_Given instruction:_ Return each entry exactly, with none missing.

-- begin --

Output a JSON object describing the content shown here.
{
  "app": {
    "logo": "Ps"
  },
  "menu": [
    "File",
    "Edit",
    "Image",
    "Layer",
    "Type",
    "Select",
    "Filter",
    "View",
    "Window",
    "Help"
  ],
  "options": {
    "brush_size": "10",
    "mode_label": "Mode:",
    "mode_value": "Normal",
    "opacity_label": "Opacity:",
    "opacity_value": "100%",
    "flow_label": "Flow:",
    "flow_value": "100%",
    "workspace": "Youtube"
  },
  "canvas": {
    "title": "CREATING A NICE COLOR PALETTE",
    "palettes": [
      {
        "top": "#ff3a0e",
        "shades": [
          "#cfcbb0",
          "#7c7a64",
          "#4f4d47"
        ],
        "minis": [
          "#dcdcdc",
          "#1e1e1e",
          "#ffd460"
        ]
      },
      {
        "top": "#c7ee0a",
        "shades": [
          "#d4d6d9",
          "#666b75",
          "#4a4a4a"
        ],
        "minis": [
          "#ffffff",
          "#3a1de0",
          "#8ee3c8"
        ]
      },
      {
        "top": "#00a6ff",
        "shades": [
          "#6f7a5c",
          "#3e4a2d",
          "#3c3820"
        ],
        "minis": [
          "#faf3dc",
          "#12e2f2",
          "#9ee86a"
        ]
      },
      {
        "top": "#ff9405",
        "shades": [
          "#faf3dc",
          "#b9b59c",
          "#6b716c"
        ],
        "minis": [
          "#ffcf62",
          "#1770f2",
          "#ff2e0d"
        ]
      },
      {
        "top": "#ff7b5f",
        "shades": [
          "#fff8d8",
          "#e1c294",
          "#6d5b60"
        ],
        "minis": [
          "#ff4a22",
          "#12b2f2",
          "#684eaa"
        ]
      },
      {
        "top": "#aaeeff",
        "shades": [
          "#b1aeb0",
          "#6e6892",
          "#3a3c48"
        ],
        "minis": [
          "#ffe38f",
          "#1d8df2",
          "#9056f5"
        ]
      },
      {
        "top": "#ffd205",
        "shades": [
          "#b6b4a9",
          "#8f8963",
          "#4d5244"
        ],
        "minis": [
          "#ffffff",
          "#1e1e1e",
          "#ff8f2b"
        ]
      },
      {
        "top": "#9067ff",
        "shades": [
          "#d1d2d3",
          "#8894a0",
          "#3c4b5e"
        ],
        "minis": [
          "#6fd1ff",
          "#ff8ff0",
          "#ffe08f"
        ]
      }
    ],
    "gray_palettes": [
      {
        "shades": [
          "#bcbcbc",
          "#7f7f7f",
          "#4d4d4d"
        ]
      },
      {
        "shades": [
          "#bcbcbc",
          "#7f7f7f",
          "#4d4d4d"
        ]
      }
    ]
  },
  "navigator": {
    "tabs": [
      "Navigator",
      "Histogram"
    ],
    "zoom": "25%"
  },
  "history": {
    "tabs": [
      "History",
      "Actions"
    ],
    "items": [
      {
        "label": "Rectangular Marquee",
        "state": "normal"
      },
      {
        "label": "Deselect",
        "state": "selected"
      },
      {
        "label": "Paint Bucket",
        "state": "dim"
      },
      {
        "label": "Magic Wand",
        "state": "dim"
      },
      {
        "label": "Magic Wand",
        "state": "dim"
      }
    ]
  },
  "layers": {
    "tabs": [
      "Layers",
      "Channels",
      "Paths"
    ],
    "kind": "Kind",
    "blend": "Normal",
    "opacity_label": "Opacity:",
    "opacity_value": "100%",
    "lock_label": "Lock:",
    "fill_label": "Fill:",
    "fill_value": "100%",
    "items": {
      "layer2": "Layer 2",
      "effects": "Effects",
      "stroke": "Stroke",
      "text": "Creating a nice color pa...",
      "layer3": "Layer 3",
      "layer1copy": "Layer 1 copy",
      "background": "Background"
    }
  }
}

-- end --

_The result:_
Output a JSON object describing the content shown here.
{
  "app": {
    "logo": "Ps"
  },
  "menu": [
    "File",
    "Edit",
    "Image",
    "Layer",
    "Type",
    "Select",
    "Filter",
    "View",
    "Window",
    "Help"
  ],
  "options": {
    "brush_size": "10",
    "mode_label": "Mode:",
    "mode_value": "Normal",
    "opacity_label": "Opacity:",
    "opacity_value": "100%",
    "flow_label": "Flow:",
    "flow_value": "100%",
    "workspace": "Youtube"
  },
  "canvas": {
    "title": "CREATING A NICE COLOR PALETTE",
    "palettes": [
      {
        "top": "#ff3a0e",
        "shades": [
          "#cfcbb0",
          "#7c7a64",
          "#4f4d47"
        ],
        "minis": [
          "#dcdcdc",
          "#1e1e1e",
          "#ffd460"
        ]
      },
      {
        "top": "#c7ee0a",
        "shades": [
          "#d4d6d9",
          "#666b75",
          "#4a4a4a"
        ],
        "minis": [
          "#ffffff",
          "#3a1de0",
          "#8ee3c8"
        ]
      },
      {
        "top": "#00a6ff",
        "shades": [
          "#6f7a5c",
          "#3e4a2d",
          "#3c3820"
        ],
        "minis": [
          "#faf3dc",
          "#12e2f2",
          "#9ee86a"
        ]
      },
      {
        "top": "#ff9405",
        "shades": [
          "#faf3dc",
          "#b9b59c",
          "#6b716c"
        ],
        "minis": [
          "#ffcf62",
          "#1770f2",
          "#ff2e0d"
        ]
      },
      {
        "top": "#ff7b5f",
        "shades": [
          "#fff8d8",
          "#e1c294",
          "#6d5b60"
        ],
        "minis": [
          "#ff4a22",
          "#12b2f2",
          "#684eaa"
        ]
      },
      {
        "top": "#aaeeff",
        "shades": [
          "#b1aeb0",
          "#6e6892",
          "#3a3c48"
        ],
        "minis": [
          "#ffe38f",
          "#1d8df2",
          "#9056f5"
        ]
      },
      {
        "top": "#ffd205",
        "shades": [
          "#b6b4a9",
          "#8f8963",
          "#4d5244"
        ],
        "minis": [
          "#ffffff",
          "#1e1e1e",
          "#ff8f2b"
        ]
      },
      {
        "top": "#9067ff",
        "shades": [
          "#d1d2d3",
          "#8894a0",
          "#3c4b5e"
        ],
        "minis": [
          "#6fd1ff",
          "#ff8ff0",
          "#ffe08f"
        ]
      }
    ],
    "gray_palettes": [
      {
        "shades": [
          "#bcbcbc",
          "#7f7f7f",
          "#4d4d4d"
        ]
      },
      {
        "shades": [
          "#bcbcbc",
          "#7f7f7f",
          "#4d4d4d"
        ]
      }
    ]
  },
  "navigator": {
    "tabs": [
      "Navigator",
      "Histogram"
    ],
    "zoom": "25%"
  },
  "history": {
    "tabs": [
      "History",
      "Actions"
    ],
    "items": [
      {
        "label": "Rectangular Marquee",
        "state": "normal"
      },
      {
        "label": "Deselect",
        "state": "selected"
      },
      {
        "label": "Paint Bucket",
        "state": "dim"
      },
      {
        "label": "Magic Wand",
        "state": "dim"
      },
      {
        "label": "Magic Wand",
        "state": "dim"
      }
    ]
  },
  "layers": {
    "tabs": [
      "Layers",
      "Channels",
      "Paths"
    ],
    "kind": "Kind",
    "blend": "Normal",
    "opacity_label": "Opacity:",
    "opacity_value": "100%",
    "lock_label": "Lock:",
    "fill_label": "Fill:",
    "fill_value": "100%",
    "items": {
      "layer2": "Layer 2",
      "effects": "Effects",
      "stroke": "Stroke",
      "text": "Creating a nice color pa...",
      "layer3": "Layer 3",
      "layer1copy": "Layer 1 copy",
      "background": "Background"
    }
  }
}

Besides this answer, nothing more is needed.